Supplied records:
__________________________________________________

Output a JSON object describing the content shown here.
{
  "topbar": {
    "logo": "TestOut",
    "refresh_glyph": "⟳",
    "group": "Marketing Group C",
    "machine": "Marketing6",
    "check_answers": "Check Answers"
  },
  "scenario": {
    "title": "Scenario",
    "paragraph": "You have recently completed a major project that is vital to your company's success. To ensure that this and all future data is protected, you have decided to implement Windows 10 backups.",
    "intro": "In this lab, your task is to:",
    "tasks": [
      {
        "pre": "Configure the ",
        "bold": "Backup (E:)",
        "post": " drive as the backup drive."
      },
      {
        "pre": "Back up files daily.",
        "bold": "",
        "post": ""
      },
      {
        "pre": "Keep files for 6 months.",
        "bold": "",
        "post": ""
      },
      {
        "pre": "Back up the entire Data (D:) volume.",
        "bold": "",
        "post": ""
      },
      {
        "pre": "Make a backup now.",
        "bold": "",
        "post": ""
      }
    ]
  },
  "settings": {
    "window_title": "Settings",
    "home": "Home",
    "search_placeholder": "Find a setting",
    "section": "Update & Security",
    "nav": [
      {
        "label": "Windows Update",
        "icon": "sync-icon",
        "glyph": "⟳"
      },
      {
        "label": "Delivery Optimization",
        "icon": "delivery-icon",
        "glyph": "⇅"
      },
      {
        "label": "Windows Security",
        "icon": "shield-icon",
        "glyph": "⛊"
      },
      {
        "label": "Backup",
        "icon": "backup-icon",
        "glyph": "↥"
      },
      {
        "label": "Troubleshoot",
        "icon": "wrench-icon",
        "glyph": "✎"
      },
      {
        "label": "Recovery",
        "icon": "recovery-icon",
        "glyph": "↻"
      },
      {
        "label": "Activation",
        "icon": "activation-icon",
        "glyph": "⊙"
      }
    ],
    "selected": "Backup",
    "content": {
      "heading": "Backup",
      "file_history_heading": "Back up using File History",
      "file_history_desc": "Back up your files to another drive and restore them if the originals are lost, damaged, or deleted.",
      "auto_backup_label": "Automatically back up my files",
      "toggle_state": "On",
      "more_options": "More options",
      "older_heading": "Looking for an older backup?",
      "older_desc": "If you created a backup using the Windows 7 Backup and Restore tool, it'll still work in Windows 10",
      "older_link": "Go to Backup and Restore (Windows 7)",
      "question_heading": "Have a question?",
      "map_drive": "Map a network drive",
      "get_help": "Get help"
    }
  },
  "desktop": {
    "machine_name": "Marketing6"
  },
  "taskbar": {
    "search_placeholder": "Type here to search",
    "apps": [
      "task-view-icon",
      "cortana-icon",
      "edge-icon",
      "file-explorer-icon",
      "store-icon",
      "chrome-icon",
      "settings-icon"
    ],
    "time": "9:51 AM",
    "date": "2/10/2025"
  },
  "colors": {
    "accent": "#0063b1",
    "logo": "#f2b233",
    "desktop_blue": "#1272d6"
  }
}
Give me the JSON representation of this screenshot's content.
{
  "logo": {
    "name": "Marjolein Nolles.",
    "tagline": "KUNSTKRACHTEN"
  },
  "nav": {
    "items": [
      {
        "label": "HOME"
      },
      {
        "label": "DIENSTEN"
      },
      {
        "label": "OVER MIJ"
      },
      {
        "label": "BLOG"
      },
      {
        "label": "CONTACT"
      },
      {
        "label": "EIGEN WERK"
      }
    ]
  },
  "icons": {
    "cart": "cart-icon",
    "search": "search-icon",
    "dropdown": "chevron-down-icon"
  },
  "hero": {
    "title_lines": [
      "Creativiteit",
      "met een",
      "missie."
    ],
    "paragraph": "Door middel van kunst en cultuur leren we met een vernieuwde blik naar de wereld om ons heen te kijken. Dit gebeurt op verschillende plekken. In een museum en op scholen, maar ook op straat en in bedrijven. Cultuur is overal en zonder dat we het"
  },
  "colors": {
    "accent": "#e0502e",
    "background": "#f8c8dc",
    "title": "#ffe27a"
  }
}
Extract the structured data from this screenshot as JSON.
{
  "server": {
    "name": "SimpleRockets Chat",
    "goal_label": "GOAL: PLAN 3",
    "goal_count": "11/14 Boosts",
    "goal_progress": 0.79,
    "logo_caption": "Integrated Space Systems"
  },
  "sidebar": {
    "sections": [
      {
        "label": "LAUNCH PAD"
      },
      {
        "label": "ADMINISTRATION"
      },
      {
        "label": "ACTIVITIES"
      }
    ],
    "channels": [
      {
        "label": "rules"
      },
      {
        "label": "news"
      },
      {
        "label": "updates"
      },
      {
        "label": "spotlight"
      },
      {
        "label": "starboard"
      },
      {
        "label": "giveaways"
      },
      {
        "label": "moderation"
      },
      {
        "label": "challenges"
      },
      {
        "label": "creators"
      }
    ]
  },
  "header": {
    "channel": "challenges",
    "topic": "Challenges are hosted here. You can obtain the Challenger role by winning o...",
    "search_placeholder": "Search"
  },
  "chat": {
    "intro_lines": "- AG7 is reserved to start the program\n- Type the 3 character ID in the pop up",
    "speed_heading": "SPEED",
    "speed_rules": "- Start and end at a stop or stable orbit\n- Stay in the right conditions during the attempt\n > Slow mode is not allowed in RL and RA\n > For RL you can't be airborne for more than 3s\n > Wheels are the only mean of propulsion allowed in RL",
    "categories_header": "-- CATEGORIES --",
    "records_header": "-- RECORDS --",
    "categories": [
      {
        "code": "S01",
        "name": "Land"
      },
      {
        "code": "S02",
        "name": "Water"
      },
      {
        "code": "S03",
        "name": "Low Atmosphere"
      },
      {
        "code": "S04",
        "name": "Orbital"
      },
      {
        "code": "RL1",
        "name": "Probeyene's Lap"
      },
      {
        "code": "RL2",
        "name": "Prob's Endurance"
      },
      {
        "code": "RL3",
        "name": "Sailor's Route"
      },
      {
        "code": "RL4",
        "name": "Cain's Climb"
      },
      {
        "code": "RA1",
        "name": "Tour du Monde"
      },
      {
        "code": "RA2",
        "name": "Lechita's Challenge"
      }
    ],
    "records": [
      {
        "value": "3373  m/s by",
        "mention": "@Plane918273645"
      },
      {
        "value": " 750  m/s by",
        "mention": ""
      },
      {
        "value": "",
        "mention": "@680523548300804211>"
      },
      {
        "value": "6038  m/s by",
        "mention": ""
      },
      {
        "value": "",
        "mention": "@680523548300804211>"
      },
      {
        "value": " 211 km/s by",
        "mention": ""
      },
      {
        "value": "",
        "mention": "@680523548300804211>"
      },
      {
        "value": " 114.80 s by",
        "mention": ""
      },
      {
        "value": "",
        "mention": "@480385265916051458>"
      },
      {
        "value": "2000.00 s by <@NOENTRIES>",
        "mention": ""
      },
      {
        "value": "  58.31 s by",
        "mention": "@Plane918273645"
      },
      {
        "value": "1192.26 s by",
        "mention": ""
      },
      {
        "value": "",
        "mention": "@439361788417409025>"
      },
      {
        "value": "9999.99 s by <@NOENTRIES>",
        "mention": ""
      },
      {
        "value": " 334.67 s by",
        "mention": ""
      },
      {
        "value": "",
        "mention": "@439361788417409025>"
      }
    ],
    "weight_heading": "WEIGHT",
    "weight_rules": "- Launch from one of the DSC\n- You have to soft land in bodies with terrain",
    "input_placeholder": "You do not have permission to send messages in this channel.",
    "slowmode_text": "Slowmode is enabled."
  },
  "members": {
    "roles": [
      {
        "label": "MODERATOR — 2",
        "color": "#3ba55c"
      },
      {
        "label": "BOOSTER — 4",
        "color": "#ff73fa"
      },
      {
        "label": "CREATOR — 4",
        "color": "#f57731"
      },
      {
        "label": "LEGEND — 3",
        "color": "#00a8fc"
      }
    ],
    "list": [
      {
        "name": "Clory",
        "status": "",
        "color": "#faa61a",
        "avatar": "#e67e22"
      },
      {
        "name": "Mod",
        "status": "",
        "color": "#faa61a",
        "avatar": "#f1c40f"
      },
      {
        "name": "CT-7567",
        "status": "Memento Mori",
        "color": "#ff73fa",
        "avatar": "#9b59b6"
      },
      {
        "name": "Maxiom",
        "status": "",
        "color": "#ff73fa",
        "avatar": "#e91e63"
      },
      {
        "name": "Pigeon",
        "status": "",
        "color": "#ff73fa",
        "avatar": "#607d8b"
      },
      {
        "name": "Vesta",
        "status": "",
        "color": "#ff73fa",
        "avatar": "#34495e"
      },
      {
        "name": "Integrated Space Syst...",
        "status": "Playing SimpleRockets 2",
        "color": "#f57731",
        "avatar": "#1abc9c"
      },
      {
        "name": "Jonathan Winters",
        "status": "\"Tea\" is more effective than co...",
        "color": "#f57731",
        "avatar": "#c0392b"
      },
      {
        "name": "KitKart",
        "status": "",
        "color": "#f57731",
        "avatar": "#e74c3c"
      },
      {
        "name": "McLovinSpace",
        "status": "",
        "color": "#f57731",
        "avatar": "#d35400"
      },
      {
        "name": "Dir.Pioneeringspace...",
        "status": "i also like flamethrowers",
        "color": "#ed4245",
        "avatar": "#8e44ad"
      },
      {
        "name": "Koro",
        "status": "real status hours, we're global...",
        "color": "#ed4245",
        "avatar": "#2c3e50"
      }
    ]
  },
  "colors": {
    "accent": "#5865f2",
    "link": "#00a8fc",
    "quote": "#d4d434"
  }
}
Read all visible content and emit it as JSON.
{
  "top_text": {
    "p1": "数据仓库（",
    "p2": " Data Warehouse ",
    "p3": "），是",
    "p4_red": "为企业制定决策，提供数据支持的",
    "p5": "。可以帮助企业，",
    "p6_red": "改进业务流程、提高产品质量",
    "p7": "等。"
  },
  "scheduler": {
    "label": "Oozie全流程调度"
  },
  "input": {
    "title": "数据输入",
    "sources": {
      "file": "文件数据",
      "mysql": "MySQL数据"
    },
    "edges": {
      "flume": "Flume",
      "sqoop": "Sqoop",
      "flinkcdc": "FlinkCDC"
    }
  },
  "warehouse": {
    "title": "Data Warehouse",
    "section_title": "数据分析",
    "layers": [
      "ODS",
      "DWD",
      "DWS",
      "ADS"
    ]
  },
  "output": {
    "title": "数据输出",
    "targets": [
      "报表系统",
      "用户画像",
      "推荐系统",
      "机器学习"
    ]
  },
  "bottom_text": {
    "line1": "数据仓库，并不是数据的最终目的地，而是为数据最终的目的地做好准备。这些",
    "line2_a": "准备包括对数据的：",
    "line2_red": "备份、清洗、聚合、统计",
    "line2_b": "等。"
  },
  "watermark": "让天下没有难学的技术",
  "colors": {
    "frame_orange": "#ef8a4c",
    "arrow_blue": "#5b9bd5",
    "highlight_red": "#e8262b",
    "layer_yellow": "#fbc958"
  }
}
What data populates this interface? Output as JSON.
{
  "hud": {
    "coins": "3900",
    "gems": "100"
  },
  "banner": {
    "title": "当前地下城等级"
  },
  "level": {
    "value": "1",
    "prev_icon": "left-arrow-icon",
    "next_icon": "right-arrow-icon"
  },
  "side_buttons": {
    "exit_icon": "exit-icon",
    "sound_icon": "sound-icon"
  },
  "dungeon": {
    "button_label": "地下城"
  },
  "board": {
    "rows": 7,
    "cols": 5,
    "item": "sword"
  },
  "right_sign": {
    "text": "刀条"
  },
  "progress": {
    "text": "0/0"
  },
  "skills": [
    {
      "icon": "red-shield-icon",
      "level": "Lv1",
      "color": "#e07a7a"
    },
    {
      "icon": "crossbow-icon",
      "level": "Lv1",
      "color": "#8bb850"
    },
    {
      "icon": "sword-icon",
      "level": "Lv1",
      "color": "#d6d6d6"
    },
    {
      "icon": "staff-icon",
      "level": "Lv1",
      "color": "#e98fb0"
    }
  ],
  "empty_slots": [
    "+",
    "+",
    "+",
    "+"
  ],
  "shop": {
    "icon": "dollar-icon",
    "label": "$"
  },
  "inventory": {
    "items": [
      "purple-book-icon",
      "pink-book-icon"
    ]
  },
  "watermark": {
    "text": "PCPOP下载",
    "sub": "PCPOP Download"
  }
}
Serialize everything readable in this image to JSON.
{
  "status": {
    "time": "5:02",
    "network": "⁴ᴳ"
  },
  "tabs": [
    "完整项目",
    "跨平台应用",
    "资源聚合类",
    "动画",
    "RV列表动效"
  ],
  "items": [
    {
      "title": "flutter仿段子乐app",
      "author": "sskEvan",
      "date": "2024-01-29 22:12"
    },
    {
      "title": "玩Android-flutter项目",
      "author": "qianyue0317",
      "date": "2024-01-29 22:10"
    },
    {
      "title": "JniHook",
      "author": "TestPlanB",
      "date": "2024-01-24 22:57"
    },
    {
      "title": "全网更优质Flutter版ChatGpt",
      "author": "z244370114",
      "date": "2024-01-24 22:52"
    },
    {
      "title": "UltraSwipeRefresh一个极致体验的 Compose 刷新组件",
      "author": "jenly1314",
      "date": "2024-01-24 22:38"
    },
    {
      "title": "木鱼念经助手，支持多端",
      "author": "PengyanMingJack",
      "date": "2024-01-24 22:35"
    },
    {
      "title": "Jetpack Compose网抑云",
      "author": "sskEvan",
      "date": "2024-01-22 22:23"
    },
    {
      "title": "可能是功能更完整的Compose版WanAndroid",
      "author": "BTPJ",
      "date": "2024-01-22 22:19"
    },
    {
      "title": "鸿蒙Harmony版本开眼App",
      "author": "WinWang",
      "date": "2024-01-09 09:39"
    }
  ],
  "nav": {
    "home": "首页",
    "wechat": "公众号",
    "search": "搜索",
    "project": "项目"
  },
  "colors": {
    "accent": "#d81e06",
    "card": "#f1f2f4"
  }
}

__________________________________________________

Set problem: Find and copy every line in the entries above where the string "using" occurs.

Answer for this exercise:
      "file_history_heading": "Back up using File History",
      "older_desc": "If you created a backup using the Windows 7 Backup and Restore tool, it'll still work in Windows 10",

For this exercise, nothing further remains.